- _THE DATA_:
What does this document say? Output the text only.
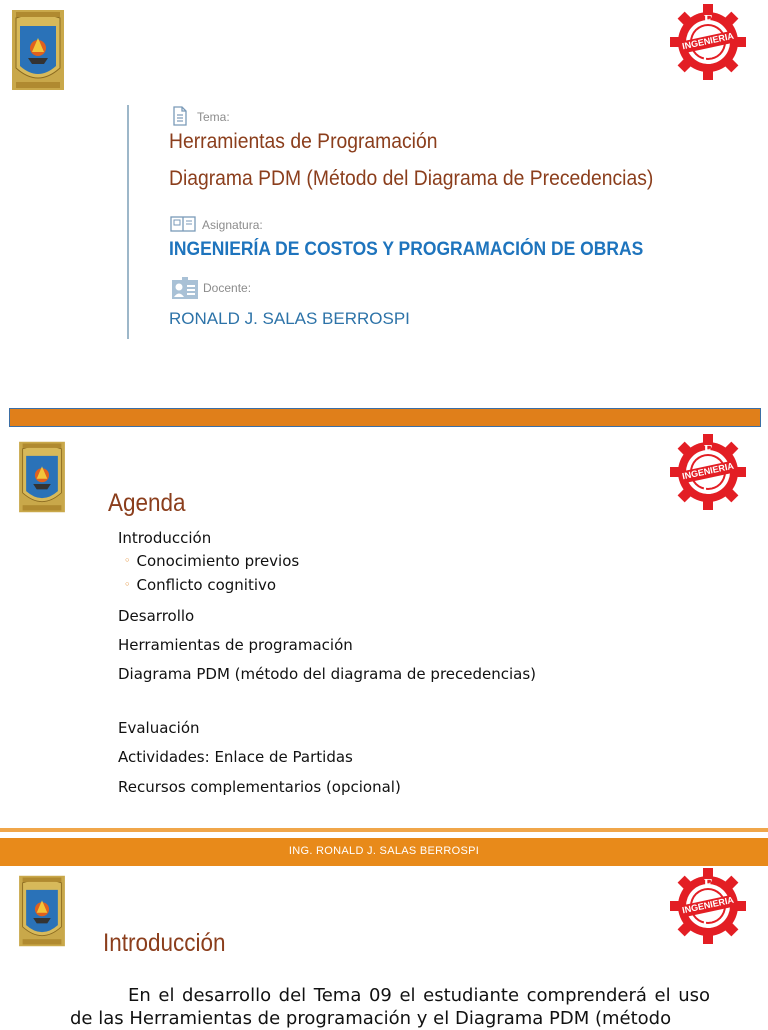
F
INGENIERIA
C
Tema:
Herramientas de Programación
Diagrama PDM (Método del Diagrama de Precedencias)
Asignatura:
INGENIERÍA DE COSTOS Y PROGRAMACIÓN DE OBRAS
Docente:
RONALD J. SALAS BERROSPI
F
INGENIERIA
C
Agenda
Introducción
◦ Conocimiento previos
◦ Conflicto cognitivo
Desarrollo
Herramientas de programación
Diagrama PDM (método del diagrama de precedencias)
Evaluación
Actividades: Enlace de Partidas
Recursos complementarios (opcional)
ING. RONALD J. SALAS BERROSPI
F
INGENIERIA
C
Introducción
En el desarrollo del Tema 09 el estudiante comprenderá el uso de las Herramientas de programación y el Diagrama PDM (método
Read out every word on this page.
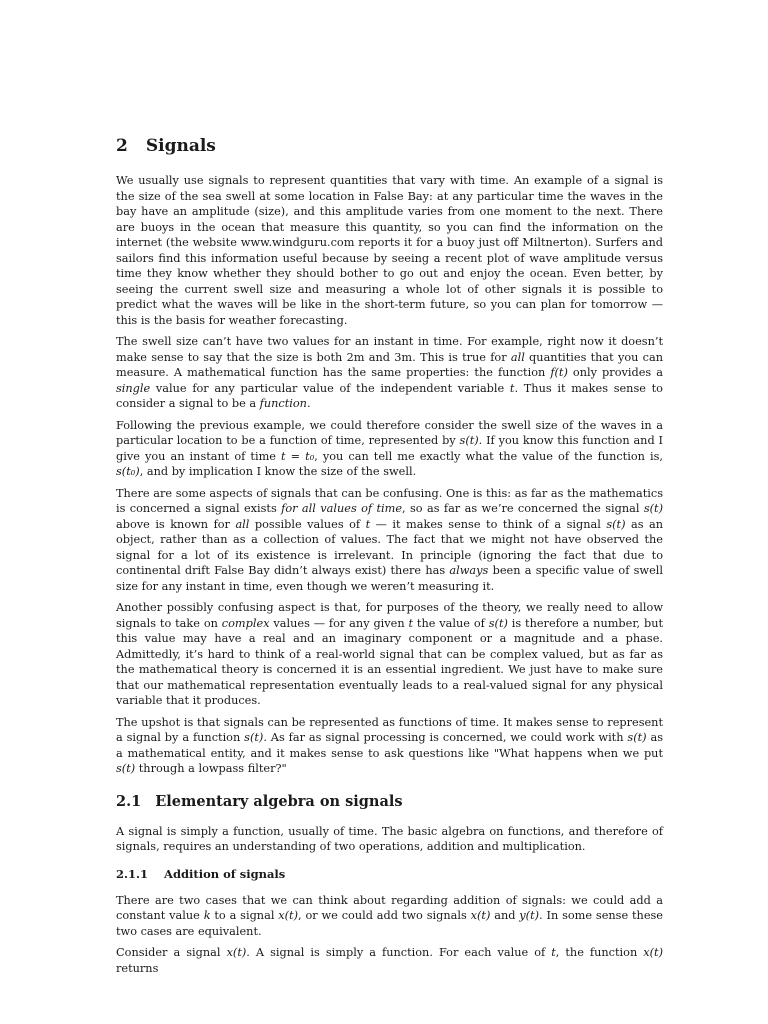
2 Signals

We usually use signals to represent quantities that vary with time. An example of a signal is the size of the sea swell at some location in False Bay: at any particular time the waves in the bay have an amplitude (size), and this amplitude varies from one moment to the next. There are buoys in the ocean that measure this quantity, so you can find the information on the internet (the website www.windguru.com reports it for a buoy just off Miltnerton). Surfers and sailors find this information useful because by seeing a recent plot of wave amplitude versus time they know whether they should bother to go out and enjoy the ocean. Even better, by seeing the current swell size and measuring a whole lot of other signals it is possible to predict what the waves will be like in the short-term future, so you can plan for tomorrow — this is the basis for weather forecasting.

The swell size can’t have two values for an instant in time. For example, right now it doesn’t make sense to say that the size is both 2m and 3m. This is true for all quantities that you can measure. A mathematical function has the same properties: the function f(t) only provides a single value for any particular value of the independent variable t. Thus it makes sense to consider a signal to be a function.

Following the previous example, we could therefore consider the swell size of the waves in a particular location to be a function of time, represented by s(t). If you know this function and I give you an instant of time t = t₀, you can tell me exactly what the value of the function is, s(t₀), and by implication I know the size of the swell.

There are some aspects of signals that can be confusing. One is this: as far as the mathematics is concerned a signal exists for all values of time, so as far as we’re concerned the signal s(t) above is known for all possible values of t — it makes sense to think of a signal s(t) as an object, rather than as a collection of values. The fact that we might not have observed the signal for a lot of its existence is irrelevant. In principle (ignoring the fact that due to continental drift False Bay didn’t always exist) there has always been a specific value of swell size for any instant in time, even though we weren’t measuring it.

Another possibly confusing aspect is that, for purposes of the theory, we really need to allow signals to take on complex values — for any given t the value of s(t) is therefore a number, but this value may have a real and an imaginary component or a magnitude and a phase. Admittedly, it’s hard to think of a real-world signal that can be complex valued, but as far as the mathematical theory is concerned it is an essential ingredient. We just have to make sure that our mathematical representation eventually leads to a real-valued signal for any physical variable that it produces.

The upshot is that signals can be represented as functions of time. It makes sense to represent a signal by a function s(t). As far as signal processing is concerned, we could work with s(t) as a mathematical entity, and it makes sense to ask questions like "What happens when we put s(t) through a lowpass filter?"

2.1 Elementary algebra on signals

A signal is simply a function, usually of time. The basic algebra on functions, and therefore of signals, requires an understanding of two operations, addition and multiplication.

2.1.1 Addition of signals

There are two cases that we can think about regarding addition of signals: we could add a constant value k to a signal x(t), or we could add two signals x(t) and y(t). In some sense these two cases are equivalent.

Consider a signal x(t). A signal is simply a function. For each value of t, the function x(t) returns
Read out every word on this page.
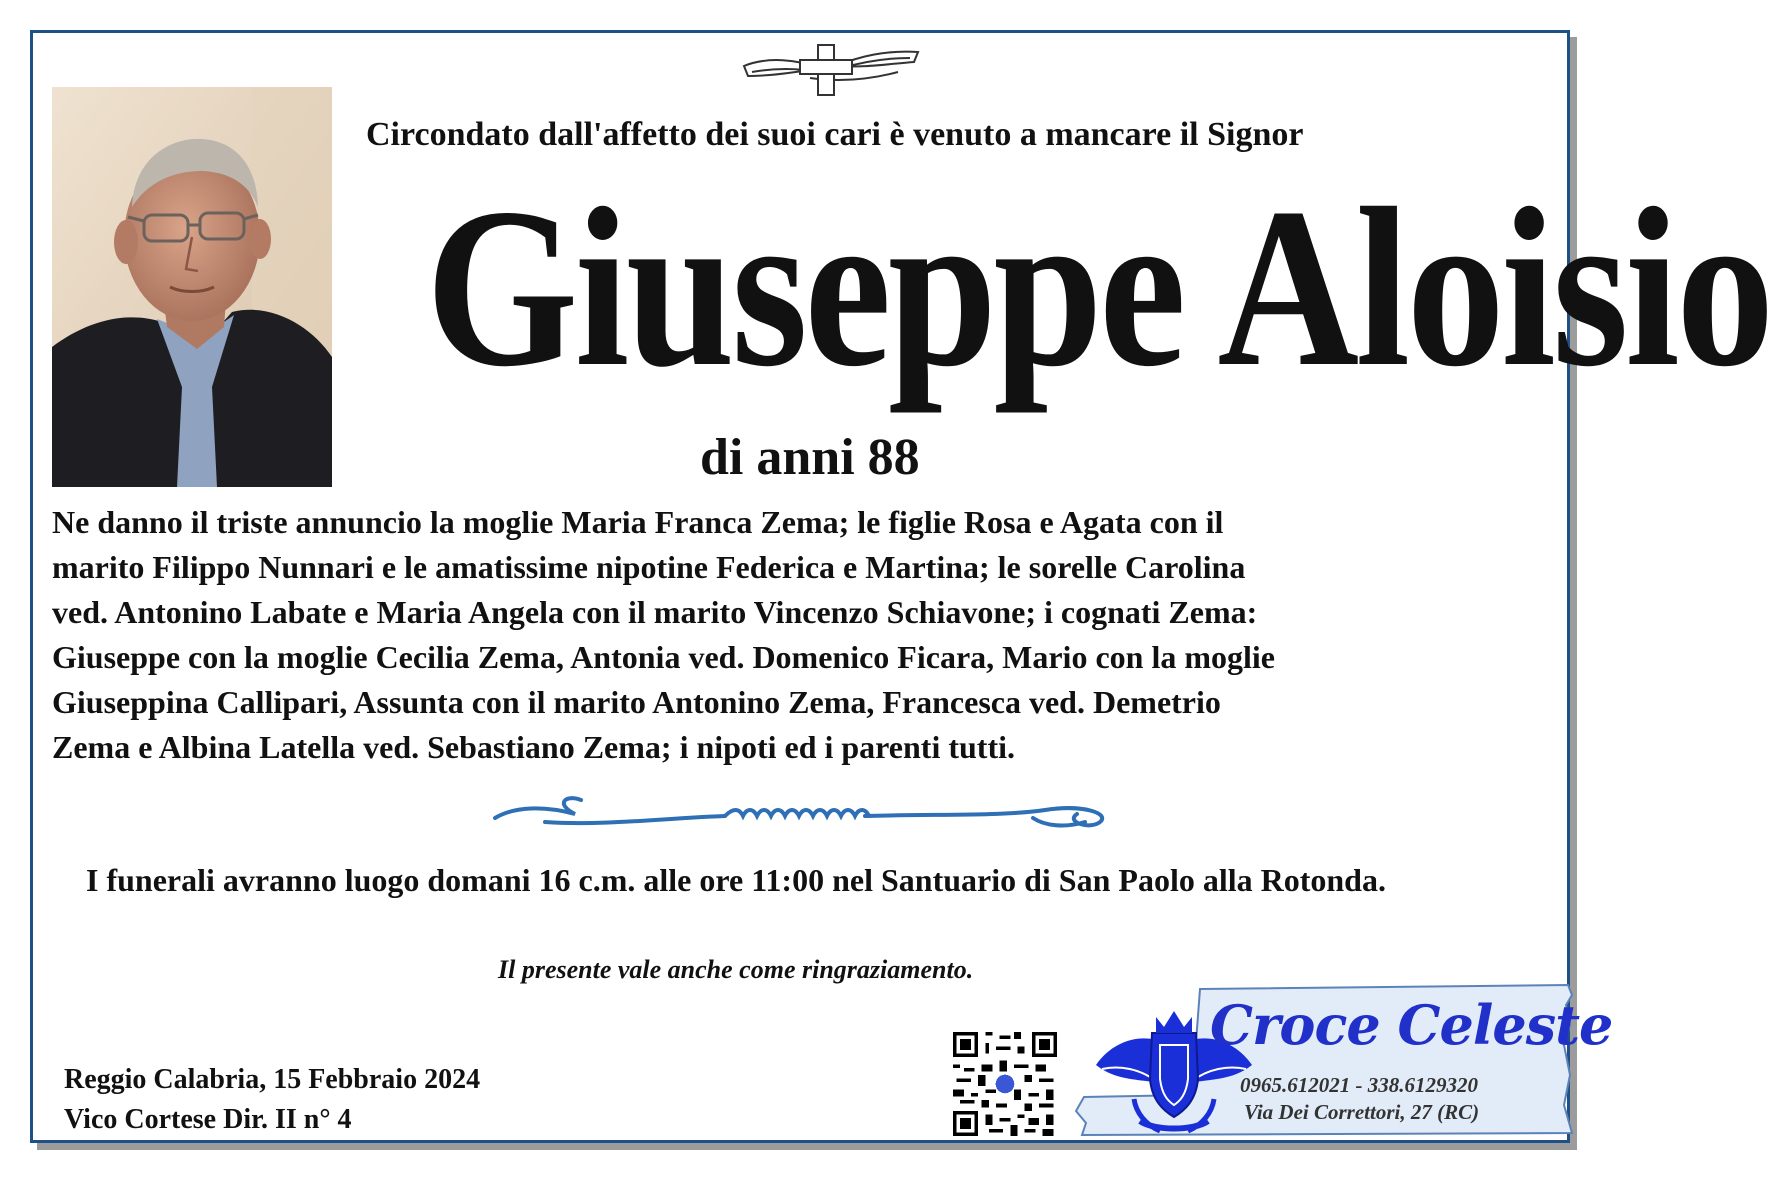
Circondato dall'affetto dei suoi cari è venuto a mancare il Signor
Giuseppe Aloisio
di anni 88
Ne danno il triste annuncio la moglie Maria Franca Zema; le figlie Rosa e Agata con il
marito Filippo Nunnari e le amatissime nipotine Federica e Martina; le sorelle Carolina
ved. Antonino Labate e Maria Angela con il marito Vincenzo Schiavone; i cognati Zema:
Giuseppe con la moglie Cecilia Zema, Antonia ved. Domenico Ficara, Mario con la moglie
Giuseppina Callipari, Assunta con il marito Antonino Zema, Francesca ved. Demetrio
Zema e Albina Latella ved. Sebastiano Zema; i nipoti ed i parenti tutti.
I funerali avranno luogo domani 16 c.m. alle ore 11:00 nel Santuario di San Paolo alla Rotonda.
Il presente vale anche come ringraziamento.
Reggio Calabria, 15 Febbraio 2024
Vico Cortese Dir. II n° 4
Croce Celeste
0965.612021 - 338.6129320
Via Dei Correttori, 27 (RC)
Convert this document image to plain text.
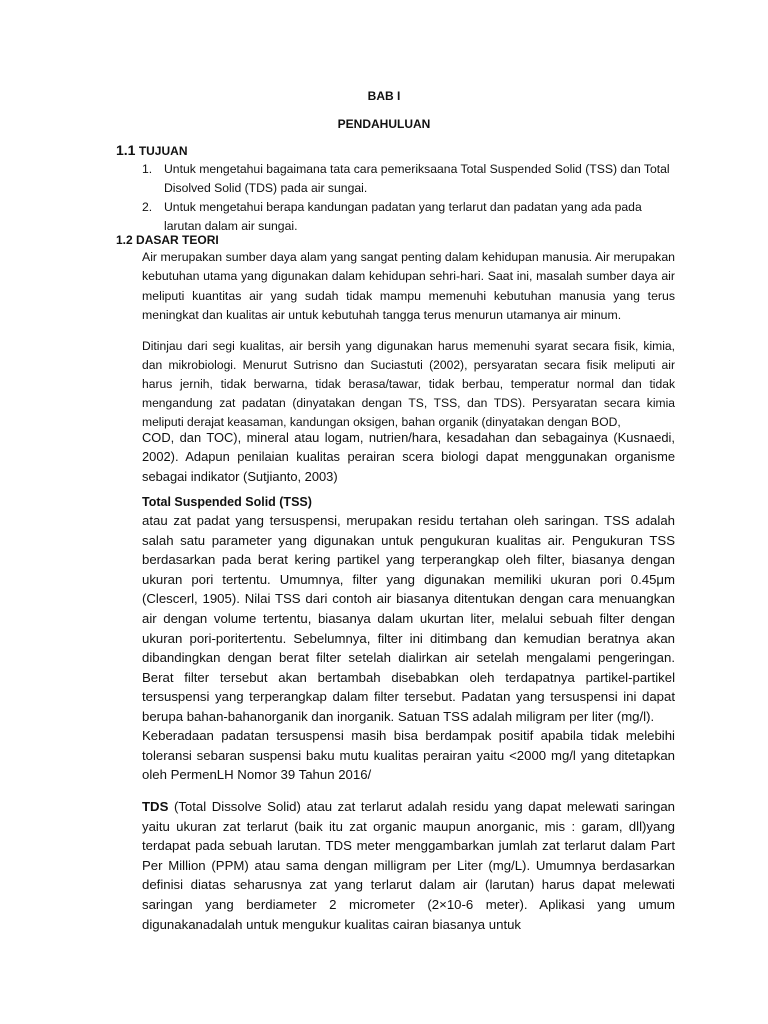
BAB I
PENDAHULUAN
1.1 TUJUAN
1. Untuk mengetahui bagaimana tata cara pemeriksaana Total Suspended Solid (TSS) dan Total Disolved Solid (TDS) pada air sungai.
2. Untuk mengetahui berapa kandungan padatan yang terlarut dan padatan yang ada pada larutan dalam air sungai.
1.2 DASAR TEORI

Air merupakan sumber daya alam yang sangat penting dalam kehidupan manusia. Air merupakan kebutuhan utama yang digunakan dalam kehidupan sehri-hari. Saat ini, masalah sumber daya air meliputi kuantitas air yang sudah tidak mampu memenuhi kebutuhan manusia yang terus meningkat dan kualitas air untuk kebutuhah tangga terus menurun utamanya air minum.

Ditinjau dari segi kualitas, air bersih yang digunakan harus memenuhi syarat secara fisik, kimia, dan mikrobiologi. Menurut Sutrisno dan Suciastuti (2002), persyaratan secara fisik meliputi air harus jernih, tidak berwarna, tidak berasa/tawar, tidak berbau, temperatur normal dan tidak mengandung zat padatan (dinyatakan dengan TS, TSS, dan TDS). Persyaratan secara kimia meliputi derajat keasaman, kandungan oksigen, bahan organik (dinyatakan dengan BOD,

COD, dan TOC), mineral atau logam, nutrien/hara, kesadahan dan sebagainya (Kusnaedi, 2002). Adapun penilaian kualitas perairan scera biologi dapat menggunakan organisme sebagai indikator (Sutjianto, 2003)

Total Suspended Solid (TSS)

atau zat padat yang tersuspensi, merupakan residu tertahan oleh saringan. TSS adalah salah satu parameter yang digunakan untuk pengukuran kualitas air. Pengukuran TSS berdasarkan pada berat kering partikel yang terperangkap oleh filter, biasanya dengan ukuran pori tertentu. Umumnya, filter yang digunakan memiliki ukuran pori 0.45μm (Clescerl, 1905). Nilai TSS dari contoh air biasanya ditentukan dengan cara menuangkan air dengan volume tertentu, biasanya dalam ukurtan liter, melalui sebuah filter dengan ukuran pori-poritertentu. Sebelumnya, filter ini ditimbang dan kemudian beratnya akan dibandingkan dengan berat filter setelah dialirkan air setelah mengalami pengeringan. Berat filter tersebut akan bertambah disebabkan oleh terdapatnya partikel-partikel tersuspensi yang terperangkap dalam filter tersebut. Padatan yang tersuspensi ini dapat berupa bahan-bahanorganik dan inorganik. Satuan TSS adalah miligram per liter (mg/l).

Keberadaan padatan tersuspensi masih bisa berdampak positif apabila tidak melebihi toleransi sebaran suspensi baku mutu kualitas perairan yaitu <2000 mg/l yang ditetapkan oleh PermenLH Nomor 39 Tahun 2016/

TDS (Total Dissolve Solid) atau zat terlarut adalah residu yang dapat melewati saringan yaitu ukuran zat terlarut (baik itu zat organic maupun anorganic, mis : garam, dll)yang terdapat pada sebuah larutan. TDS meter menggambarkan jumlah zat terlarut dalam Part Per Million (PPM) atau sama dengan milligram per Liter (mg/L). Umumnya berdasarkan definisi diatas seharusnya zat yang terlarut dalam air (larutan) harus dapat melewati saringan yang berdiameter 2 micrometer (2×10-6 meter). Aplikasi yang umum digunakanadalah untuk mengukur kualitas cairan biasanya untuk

- _EXERCISE_: List every line in the records above that contains the word "harus".

- _RESPONSE BELOW_:
Ditinjau dari segi kualitas, air bersih yang digunakan harus memenuhi syarat secara fisik, kimia, dan mikrobiologi. Menurut Sutrisno dan Suciastuti (2002), persyaratan secara fisik meliputi air harus jernih, tidak berwarna, tidak berasa/tawar, tidak berbau, temperatur normal dan tidak mengandung zat padatan (dinyatakan dengan TS, TSS, dan TDS). Persyaratan secara kimia meliputi derajat keasaman, kandungan oksigen, bahan organik (dinyatakan dengan BOD,
TDS (Total Dissolve Solid) atau zat terlarut adalah residu yang dapat melewati saringan yaitu ukuran zat terlarut (baik itu zat organic maupun anorganic, mis : garam, dll)yang terdapat pada sebuah larutan. TDS meter menggambarkan jumlah zat terlarut dalam Part Per Million (PPM) atau sama dengan milligram per Liter (mg/L). Umumnya berdasarkan definisi diatas seharusnya zat yang terlarut dalam air (larutan) harus dapat melewati saringan yang berdiameter 2 micrometer (2×10-6 meter). Aplikasi yang umum digunakanadalah untuk mengukur kualitas cairan biasanya untuk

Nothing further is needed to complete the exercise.